**Goal**
Here are some entries; quote each one exactly.

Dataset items

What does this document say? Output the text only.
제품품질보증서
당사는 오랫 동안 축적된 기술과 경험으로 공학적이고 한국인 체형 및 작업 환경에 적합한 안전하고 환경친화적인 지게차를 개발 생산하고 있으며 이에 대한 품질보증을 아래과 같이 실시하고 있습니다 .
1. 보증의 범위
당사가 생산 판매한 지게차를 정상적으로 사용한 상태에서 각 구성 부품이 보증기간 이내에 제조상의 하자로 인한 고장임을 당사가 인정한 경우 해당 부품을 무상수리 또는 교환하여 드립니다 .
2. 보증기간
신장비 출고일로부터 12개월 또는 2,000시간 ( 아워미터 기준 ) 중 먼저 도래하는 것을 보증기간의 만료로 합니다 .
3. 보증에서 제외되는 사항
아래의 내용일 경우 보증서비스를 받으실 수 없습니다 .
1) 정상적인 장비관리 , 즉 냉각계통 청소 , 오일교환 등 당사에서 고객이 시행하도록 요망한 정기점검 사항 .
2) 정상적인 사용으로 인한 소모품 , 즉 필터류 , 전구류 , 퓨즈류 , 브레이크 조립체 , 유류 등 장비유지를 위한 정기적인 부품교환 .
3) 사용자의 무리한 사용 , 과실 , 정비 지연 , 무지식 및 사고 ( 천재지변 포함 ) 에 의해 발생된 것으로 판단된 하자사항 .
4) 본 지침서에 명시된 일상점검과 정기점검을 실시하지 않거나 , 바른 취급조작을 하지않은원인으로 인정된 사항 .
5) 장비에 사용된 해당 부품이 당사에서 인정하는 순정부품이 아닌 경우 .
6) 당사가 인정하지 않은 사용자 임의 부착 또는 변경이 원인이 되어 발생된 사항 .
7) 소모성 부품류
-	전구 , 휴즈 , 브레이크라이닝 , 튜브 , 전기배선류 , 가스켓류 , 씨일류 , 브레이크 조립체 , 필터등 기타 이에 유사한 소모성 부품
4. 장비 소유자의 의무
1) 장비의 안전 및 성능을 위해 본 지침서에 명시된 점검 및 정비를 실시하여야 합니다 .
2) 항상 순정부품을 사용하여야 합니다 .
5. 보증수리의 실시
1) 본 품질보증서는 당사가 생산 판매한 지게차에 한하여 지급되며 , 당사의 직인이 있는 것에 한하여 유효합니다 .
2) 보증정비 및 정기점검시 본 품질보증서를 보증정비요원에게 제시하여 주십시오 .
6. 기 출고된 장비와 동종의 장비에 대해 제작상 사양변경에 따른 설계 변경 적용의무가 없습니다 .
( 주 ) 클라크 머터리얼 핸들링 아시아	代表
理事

**Solution to this problem**
What does this document say? Output the text only.
제품품질보증서
당사는 오랫 동안 축적된 기술과 경험으로 공학적이고 한국인 체형 및 작업 환경에 적합한 안전하고 환경친화적인 지게차를 개발 생산하고 있으며 이에 대한 품질보증을 아래과 같이 실시하고 있습니다 .
1. 보증의 범위
당사가 생산 판매한 지게차를 정상적으로 사용한 상태에서 각 구성 부품이 보증기간 이내에 제조상의 하자로 인한 고장임을 당사가 인정한 경우 해당 부품을 무상수리 또는 교환하여 드립니다 .
2. 보증기간
신장비 출고일로부터 12개월 또는 2,000시간 ( 아워미터 기준 ) 중 먼저 도래하는 것을 보증기간의 만료로 합니다 .
3. 보증에서 제외되는 사항
아래의 내용일 경우 보증서비스를 받으실 수 없습니다 .
1) 정상적인 장비관리 , 즉 냉각계통 청소 , 오일교환 등 당사에서 고객이 시행하도록 요망한 정기점검 사항 .
2) 정상적인 사용으로 인한 소모품 , 즉 필터류 , 전구류 , 퓨즈류 , 브레이크 조립체 , 유류 등 장비유지를 위한 정기적인 부품교환 .
3) 사용자의 무리한 사용 , 과실 , 정비 지연 , 무지식 및 사고 ( 천재지변 포함 ) 에 의해 발생된 것으로 판단된 하자사항 .
4) 본 지침서에 명시된 일상점검과 정기점검을 실시하지 않거나 , 바른 취급조작을 하지않은원인으로 인정된 사항 .
5) 장비에 사용된 해당 부품이 당사에서 인정하는 순정부품이 아닌 경우 .
6) 당사가 인정하지 않은 사용자 임의 부착 또는 변경이 원인이 되어 발생된 사항 .
7) 소모성 부품류
-	전구 , 휴즈 , 브레이크라이닝 , 튜브 , 전기배선류 , 가스켓류 , 씨일류 , 브레이크 조립체 , 필터등 기타 이에 유사한 소모성 부품
4. 장비 소유자의 의무
1) 장비의 안전 및 성능을 위해 본 지침서에 명시된 점검 및 정비를 실시하여야 합니다 .
2) 항상 순정부품을 사용하여야 합니다 .
5. 보증수리의 실시
1) 본 품질보증서는 당사가 생산 판매한 지게차에 한하여 지급되며 , 당사의 직인이 있는 것에 한하여 유효합니다 .
2) 보증정비 및 정기점검시 본 품질보증서를 보증정비요원에게 제시하여 주십시오 .
6. 기 출고된 장비와 동종의 장비에 대해 제작상 사양변경에 따른 설계 변경 적용의무가 없습니다 .
( 주 ) 클라크 머터리얼 핸들링 아시아	代表
理事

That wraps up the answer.